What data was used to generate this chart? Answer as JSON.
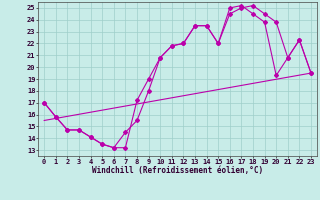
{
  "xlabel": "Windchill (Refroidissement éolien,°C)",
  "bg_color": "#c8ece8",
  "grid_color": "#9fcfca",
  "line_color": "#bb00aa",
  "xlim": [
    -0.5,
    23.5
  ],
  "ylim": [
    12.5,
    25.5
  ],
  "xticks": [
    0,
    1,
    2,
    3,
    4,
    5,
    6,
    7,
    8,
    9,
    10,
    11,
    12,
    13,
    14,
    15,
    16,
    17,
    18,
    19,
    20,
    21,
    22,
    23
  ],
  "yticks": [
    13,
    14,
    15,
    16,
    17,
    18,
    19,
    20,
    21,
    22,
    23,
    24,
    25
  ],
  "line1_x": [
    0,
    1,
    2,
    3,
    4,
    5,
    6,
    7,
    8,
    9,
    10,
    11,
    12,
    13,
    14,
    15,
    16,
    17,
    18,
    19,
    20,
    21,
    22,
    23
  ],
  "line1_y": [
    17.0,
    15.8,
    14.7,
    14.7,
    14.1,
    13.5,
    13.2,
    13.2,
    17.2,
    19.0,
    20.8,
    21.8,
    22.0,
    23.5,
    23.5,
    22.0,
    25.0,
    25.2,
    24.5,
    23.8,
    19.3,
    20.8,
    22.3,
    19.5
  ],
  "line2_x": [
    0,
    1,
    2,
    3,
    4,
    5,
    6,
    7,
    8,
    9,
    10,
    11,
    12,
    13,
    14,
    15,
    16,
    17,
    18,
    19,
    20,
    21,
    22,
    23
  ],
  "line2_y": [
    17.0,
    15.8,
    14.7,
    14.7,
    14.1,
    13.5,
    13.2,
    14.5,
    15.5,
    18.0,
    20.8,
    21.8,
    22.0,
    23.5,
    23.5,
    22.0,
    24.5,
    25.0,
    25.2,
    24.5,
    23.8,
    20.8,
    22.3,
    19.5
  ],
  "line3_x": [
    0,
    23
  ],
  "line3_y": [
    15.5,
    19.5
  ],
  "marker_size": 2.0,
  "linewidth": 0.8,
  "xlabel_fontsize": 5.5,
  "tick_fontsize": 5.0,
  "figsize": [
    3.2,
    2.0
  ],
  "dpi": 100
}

- WRITTEN REQUEST -
Copy out the data above exactly, except the pictures.

- COMPLETE OUTPUT -
What data was used to generate this chart? Answer as JSON.
{
  "xlabel": "Windchill (Refroidissement éolien,°C)",
  "bg_color": "#c8ece8",
  "grid_color": "#9fcfca",
  "line_color": "#bb00aa",
  "xlim": [
    -0.5,
    23.5
  ],
  "ylim": [
    12.5,
    25.5
  ],
  "xticks": [
    0,
    1,
    2,
    3,
    4,
    5,
    6,
    7,
    8,
    9,
    10,
    11,
    12,
    13,
    14,
    15,
    16,
    17,
    18,
    19,
    20,
    21,
    22,
    23
  ],
  "yticks": [
    13,
    14,
    15,
    16,
    17,
    18,
    19,
    20,
    21,
    22,
    23,
    24,
    25
  ],
  "line1_x": [
    0,
    1,
    2,
    3,
    4,
    5,
    6,
    7,
    8,
    9,
    10,
    11,
    12,
    13,
    14,
    15,
    16,
    17,
    18,
    19,
    20,
    21,
    22,
    23
  ],
  "line1_y": [
    17.0,
    15.8,
    14.7,
    14.7,
    14.1,
    13.5,
    13.2,
    13.2,
    17.2,
    19.0,
    20.8,
    21.8,
    22.0,
    23.5,
    23.5,
    22.0,
    25.0,
    25.2,
    24.5,
    23.8,
    19.3,
    20.8,
    22.3,
    19.5
  ],
  "line2_x": [
    0,
    1,
    2,
    3,
    4,
    5,
    6,
    7,
    8,
    9,
    10,
    11,
    12,
    13,
    14,
    15,
    16,
    17,
    18,
    19,
    20,
    21,
    22,
    23
  ],
  "line2_y": [
    17.0,
    15.8,
    14.7,
    14.7,
    14.1,
    13.5,
    13.2,
    14.5,
    15.5,
    18.0,
    20.8,
    21.8,
    22.0,
    23.5,
    23.5,
    22.0,
    24.5,
    25.0,
    25.2,
    24.5,
    23.8,
    20.8,
    22.3,
    19.5
  ],
  "line3_x": [
    0,
    23
  ],
  "line3_y": [
    15.5,
    19.5
  ],
  "marker_size": 2.0,
  "linewidth": 0.8,
  "xlabel_fontsize": 5.5,
  "tick_fontsize": 5.0,
  "figsize": [
    3.2,
    2.0
  ],
  "dpi": 100
}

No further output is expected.